• [Problem]: Find the word "constructed" in the material below and gather every line that contains it.

Dataset excerpt
· · · ·
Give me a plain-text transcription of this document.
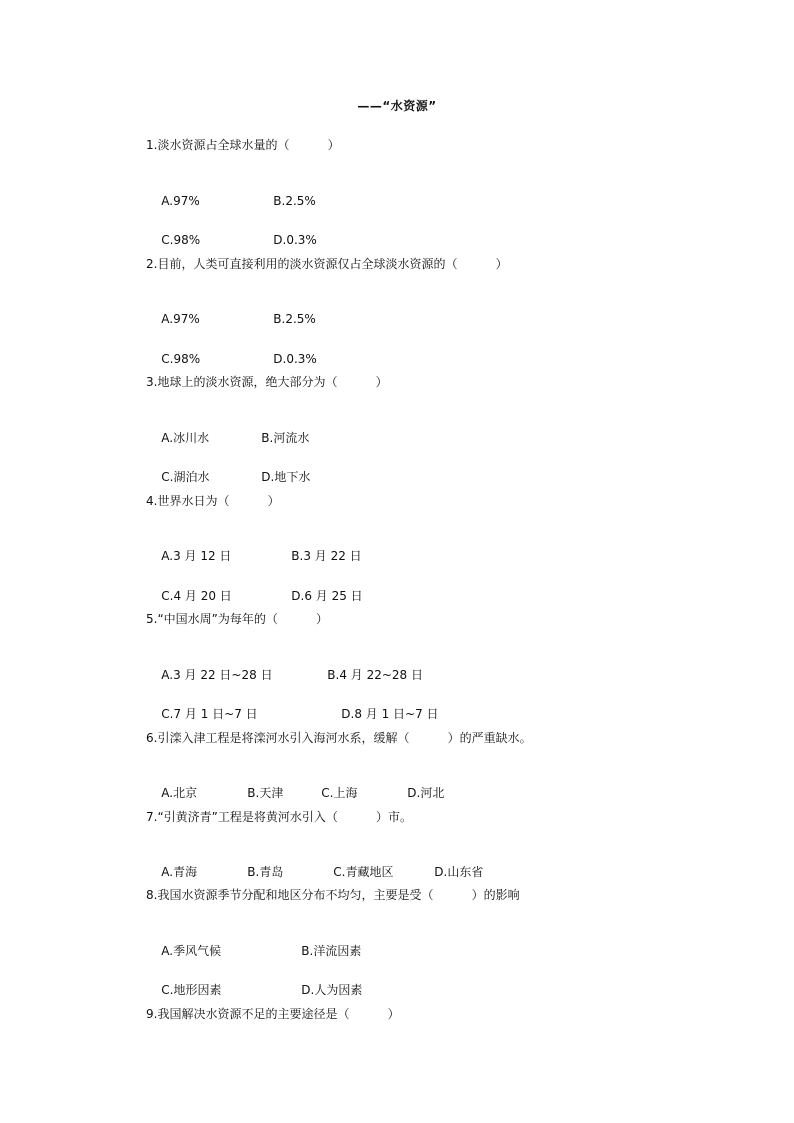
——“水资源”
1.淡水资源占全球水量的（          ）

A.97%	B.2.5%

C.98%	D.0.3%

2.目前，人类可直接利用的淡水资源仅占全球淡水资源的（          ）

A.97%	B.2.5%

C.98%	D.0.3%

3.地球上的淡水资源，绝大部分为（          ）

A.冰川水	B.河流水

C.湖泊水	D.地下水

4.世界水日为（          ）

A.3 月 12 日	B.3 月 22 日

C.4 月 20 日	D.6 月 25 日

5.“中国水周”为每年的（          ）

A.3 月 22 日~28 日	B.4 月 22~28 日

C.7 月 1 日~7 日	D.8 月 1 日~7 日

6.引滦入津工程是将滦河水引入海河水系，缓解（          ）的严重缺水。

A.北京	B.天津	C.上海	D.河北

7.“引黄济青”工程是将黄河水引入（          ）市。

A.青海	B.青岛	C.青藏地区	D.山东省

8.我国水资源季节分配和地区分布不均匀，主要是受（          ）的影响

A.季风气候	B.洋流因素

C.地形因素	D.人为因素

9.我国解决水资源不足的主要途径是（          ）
· · · ·
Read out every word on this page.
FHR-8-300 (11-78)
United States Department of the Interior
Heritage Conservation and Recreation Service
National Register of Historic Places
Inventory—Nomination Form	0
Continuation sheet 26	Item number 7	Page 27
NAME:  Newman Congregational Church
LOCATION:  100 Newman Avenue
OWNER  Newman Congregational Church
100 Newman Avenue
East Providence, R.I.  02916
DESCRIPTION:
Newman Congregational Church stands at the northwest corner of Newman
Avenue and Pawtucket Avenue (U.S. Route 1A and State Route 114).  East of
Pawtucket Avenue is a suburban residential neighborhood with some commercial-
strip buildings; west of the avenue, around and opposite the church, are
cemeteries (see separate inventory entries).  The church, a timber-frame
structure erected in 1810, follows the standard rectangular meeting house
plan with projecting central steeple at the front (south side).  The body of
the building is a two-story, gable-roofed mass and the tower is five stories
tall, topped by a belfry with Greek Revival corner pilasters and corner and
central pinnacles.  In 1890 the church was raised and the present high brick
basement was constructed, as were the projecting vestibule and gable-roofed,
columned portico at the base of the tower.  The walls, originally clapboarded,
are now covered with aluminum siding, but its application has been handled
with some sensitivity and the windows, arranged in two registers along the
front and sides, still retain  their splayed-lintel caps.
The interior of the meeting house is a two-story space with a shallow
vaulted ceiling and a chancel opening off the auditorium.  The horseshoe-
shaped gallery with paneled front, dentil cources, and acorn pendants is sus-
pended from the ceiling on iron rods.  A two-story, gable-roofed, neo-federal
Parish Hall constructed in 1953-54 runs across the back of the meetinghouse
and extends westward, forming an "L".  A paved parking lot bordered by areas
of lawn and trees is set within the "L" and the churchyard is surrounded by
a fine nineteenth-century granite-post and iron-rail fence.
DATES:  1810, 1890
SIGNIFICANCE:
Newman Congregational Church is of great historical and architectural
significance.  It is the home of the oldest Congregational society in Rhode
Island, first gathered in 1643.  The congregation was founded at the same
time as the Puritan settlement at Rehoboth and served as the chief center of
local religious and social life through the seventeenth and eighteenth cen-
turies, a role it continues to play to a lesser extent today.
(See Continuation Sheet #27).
· · · ·
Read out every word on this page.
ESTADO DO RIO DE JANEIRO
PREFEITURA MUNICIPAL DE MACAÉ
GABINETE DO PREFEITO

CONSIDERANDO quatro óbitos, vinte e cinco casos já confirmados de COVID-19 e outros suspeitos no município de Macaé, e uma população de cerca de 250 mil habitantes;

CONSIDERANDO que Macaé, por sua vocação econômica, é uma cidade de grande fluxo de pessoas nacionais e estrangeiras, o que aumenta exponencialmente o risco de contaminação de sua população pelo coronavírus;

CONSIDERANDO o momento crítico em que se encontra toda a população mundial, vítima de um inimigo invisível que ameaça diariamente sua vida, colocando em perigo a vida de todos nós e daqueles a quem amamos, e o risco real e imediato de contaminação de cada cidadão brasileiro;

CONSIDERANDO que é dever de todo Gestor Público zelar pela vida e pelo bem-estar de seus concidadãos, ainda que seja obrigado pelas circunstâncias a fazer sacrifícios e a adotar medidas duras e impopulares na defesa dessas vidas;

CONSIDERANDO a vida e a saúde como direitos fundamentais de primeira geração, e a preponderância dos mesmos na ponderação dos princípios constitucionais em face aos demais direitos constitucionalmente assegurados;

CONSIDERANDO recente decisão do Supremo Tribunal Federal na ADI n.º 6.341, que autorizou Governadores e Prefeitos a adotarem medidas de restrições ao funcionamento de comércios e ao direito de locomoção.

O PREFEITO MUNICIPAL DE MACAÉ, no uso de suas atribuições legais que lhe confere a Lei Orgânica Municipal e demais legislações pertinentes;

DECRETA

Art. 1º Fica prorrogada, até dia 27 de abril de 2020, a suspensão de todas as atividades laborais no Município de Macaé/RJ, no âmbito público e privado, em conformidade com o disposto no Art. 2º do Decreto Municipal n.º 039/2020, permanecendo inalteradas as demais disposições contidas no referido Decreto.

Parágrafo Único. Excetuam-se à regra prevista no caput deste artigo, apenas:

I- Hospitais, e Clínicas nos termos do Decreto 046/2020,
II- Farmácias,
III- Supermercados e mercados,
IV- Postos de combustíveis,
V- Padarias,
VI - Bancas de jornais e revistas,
· · · ·
• [Answer for the task]:
basement was constructed, as were the projecting vestibule and gable-roofed,
Parish Hall constructed in 1953-54 runs across the back of the meetinghouse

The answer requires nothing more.